---------- Stored rows ----------

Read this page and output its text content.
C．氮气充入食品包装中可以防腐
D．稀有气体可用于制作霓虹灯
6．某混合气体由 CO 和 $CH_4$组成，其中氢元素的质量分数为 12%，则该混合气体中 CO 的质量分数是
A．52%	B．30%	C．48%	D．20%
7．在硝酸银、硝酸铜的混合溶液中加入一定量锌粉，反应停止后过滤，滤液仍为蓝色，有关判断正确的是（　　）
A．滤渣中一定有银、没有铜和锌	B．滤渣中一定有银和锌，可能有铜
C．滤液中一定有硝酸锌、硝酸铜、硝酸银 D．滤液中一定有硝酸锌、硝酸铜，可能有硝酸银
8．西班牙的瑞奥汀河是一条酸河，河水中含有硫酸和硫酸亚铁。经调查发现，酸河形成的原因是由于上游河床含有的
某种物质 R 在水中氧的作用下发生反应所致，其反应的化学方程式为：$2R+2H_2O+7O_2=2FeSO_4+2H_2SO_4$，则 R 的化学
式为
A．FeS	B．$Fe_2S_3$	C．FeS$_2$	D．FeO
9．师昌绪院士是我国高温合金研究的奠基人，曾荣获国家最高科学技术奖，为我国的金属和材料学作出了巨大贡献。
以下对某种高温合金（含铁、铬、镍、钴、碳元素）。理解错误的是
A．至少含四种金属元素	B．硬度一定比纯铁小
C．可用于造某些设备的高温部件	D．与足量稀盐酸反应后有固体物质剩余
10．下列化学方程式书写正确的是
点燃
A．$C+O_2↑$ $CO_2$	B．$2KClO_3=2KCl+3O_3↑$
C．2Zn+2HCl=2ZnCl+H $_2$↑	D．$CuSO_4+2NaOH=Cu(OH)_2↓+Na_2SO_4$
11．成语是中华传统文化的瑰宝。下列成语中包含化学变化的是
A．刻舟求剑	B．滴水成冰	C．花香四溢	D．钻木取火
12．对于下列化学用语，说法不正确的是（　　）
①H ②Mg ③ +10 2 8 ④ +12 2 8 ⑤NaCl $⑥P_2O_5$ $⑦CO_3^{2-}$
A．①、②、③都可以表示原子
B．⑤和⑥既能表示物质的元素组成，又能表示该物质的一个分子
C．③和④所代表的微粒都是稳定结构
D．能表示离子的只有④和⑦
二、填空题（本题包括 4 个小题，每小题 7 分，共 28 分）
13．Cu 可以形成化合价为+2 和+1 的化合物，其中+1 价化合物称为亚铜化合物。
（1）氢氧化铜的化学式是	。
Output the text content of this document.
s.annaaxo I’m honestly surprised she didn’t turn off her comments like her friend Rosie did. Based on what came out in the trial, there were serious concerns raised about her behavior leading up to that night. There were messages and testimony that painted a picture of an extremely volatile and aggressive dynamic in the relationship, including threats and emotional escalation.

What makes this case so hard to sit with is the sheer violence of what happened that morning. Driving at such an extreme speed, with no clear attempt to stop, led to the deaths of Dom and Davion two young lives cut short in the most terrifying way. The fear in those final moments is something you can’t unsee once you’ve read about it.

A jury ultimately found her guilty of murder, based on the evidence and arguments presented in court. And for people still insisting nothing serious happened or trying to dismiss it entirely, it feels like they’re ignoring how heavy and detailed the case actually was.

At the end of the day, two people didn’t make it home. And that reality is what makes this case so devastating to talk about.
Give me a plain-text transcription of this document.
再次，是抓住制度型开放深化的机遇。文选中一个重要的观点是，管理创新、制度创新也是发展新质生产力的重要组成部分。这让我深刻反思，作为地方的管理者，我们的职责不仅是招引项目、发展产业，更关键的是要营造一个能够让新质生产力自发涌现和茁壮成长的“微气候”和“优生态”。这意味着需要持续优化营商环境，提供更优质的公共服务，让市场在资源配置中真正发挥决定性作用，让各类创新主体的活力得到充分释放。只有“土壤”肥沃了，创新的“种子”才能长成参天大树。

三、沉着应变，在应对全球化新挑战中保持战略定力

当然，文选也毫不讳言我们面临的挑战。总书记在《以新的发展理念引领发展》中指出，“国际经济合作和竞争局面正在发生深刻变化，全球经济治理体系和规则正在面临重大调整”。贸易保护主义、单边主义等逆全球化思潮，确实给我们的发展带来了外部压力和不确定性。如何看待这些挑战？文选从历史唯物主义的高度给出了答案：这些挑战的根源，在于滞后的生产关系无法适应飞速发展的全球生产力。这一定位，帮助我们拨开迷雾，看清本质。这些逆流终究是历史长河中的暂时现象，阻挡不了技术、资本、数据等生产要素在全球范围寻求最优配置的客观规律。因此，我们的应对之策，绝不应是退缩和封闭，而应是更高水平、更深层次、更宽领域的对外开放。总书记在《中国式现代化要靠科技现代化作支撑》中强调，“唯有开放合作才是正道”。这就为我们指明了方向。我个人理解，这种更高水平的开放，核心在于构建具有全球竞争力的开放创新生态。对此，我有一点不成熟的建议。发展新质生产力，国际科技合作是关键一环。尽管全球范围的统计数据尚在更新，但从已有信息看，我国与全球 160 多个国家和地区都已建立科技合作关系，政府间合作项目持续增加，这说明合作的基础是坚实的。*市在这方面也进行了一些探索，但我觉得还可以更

----------

What the task requires.
From the material above, gather all lines that include the string "document" and copy them.

The answer.
Output the text content of this document.
Give me a plain-text transcription of this document.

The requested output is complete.